Count how many lines include "knitting" and answer with that number only.
+++ Material
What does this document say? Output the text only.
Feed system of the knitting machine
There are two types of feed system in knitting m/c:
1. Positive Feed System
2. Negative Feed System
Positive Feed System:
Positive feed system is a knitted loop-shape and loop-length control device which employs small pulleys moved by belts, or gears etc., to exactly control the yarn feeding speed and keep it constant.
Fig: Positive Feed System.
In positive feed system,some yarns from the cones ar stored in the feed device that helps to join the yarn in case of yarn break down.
++++++
Exercise output: 2